## Excerpted passage:
Former CEO of LH Cargo to Head Lufthansa

And the winner of a long and – some critics say – exhausting search for a new Lufthansa CEO is ... Carsten Spohr.

Dirk Steiger comments the outcome of the decision announced by the Supervisory Board’s Chairman Wolfgang Mayrhuber last Friday.

Lufthansa's next CEO - Carsten Spohr / source: LH
Lufthansa's next CEO - Carsten Spohr / source: LH

The dice have been cast: effective May 1st, Carsten Spohr will become the new CEO of the German National Carrier. This is the result of an almost endless search for suitable candidates to run the German crane. Strangely enough, since Spohr was the favourite for succeeding Franz from the very start. Franz, who privately lives in Switzerland, had quit LH last September to become Chairman of the Board at Swiss pharmaceutical giant Roche as of next May. 

Prior before becoming a member of the Executive Board of the airline group in 2011, Carsten Spohr was heading up Lufthansa Cargo. In his present function he oversees the passenger operation of Lufthansa and Germanwings, the group’s largest business unit with approx. €17bn in annual revenue.

Even though many of us expected that Carsten Spohr will become the “natural successor” to Christoph Franz, who announced his decision back in September last year, the Supervisory Board was obviously looking for other candidates as well. Wild speculations in the press brought up names from Stephan Gemkow (ex CFO of LCAG, now with Haniel); Walter Gehl (LSG Skychefs), Karl Garnardt (CEO LCAG) or Rene Obermann, the recent CEO of Deutsche Telekom. Finally Spohr made it and we think that this was the best decision that the Supervisory Board could have made.

## Record extracts:
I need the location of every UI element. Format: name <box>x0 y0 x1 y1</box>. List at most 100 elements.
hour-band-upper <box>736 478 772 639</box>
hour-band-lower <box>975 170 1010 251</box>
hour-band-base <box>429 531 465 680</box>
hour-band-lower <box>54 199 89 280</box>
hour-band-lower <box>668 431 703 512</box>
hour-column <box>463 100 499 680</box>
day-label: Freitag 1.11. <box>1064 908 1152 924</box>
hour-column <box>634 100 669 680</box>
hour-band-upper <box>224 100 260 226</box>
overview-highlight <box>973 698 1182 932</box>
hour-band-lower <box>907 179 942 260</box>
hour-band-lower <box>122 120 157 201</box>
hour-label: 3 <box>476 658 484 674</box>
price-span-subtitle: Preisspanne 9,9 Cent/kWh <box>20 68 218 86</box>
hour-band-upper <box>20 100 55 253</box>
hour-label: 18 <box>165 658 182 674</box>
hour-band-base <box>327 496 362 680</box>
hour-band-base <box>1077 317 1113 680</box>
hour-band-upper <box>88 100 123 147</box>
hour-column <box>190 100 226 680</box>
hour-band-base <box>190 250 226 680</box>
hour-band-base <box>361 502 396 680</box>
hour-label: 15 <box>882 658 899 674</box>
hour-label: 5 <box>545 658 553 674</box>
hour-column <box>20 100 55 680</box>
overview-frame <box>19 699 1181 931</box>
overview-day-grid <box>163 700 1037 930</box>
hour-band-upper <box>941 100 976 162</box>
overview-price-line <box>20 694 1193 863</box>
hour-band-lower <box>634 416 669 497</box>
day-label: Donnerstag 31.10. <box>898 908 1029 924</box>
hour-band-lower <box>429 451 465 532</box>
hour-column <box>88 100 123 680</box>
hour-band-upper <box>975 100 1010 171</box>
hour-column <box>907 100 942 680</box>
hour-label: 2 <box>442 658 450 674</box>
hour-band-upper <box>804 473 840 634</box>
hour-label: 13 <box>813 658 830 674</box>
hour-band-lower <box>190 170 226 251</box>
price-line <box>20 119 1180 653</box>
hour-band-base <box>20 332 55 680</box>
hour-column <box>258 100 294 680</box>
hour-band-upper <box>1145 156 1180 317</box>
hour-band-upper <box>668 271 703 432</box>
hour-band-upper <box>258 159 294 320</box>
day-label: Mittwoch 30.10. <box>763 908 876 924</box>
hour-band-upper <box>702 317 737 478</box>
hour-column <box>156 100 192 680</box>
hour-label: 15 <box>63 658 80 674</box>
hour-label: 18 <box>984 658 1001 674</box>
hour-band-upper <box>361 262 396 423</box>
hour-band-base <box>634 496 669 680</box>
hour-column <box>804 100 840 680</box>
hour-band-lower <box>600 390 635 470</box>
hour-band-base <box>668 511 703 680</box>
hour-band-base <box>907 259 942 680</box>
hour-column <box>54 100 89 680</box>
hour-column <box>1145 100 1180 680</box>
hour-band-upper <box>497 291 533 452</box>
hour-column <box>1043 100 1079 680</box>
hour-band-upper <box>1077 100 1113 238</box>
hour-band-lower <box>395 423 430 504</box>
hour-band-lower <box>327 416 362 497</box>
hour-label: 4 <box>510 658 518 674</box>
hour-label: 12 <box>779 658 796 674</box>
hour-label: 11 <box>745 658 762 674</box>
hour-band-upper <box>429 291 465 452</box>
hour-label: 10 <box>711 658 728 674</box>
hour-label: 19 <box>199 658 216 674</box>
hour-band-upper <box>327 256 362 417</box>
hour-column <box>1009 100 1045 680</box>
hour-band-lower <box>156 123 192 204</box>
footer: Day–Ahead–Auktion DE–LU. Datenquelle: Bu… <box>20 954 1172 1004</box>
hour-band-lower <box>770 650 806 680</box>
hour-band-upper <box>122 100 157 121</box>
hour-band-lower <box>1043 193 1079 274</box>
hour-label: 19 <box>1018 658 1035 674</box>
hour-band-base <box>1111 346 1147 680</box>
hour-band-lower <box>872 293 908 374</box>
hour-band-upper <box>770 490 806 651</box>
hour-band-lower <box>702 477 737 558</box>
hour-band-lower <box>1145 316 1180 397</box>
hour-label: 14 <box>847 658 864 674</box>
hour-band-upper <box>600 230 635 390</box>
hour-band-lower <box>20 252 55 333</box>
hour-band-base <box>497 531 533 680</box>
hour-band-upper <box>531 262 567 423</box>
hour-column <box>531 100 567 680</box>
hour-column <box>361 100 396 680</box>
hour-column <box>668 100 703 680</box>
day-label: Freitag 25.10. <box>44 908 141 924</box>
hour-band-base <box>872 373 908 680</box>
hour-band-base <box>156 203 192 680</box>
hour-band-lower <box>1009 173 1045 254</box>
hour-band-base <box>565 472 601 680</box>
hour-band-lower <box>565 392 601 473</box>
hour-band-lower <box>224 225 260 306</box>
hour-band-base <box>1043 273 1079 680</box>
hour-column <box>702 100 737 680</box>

## Assignment 1:
According to the Lufthansa CEO article, on what date does Carsten Spohr take over as CEO?
## Assignment 2:
Print everything in the Lufthansa CEO article from "And the winner" down to "Mayrhuber last Friday.".
## Assignment 3:
Translate this sentence from the Lufthansa CEO article into Spanish: "Finally Spohr made it and we think that this was the best decision that the Supervisory Board could have made."

## Answer 1:
May 1st.

## Answer 2:
And the winner of a long and – some critics say – exhausting search for a new Lufthansa CEO is ... Carsten Spohr.

Dirk Steiger comments the outcome of the decision announced by the Supervisory Board’s Chairman Wolfgang Mayrhuber last Friday.

## Answer 3:
Finalmente, Spohr lo logró y creemos que esta fue la mejor decisión que el Consejo de Supervisión podría haber tomado.